[Stored data]
_ _ _ _ _

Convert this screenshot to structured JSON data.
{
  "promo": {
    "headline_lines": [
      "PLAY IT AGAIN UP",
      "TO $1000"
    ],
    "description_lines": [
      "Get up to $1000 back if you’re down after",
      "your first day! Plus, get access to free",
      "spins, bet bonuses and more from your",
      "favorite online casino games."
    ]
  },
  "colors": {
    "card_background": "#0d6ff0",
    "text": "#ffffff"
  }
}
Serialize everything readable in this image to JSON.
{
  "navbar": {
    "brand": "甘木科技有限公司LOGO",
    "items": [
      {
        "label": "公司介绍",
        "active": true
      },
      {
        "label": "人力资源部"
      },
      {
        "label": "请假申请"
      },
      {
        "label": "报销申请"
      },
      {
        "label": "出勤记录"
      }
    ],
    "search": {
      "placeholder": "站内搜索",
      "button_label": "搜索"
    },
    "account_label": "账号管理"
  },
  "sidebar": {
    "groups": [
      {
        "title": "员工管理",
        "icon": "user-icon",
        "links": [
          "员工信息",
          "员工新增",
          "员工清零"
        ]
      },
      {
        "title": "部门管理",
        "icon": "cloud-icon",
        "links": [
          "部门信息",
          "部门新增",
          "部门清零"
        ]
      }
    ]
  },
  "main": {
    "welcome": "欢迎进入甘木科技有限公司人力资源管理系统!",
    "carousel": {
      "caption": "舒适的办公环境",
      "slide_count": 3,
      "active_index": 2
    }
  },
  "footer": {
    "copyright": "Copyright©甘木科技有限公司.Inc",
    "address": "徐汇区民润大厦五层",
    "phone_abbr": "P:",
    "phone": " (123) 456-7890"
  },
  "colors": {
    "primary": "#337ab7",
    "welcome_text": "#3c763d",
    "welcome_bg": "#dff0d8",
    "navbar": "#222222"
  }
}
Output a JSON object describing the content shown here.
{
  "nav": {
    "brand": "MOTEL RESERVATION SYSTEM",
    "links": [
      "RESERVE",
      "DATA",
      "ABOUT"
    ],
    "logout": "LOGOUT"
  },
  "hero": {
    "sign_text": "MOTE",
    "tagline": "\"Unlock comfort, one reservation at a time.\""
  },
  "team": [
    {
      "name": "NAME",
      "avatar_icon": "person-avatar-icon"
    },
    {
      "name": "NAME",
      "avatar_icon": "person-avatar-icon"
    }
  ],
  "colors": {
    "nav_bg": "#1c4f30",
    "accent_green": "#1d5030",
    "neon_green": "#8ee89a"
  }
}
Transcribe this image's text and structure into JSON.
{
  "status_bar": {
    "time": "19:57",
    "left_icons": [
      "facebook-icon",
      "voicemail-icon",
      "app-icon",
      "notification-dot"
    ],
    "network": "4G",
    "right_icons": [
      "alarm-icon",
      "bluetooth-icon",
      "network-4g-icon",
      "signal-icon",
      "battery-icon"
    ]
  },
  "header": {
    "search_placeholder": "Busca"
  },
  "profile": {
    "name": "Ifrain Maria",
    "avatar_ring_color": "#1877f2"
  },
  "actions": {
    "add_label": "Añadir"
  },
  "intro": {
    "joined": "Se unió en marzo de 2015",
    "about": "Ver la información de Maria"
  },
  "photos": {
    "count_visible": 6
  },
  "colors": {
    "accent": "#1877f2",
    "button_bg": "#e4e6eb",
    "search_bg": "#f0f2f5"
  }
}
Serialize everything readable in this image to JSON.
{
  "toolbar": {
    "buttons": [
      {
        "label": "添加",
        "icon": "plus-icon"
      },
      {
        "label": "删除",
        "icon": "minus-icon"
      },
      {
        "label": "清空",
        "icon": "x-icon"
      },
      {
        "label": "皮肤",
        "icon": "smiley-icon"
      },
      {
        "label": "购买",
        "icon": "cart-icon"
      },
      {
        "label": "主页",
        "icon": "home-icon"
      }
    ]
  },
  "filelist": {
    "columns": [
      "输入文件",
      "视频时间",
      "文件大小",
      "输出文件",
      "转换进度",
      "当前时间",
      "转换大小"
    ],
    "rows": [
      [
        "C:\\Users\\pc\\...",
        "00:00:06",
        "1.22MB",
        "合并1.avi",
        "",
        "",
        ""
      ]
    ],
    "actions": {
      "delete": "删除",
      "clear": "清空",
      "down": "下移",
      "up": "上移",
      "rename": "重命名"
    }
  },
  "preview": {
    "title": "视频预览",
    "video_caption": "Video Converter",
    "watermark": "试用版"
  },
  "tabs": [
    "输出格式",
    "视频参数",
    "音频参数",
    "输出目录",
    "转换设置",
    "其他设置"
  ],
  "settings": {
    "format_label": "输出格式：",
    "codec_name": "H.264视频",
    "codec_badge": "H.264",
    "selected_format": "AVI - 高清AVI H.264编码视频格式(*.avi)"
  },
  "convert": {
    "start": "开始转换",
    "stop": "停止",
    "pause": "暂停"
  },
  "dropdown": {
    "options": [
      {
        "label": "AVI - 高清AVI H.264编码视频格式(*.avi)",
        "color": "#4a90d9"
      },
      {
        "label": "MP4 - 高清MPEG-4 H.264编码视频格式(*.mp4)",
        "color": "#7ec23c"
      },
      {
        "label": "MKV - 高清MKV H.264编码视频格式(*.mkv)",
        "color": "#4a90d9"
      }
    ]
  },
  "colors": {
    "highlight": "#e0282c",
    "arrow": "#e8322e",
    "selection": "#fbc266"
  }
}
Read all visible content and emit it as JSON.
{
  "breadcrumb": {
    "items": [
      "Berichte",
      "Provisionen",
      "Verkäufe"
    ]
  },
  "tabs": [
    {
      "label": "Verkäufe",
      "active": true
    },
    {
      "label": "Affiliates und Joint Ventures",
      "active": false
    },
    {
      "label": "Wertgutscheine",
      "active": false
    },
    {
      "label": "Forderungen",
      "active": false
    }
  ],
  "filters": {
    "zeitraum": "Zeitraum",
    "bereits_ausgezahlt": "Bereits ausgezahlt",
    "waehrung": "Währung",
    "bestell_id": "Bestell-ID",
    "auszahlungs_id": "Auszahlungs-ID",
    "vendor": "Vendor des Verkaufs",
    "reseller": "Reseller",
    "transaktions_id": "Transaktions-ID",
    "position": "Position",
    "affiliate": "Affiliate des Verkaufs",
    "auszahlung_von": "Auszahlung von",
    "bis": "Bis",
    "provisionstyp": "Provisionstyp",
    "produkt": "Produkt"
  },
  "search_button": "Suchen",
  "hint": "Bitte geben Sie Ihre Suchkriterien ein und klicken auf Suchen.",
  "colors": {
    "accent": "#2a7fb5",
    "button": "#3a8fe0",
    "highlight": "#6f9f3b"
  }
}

_ _ _ _ _

→ **What is being asked**
Search the data above for the string "高清AVI" and copy each line that has it.

→ **Answer for this exercise**
    "selected_format": "AVI - 高清AVI H.264编码视频格式(*.avi)"
        "label": "AVI - 高清AVI H.264编码视频格式(*.avi)",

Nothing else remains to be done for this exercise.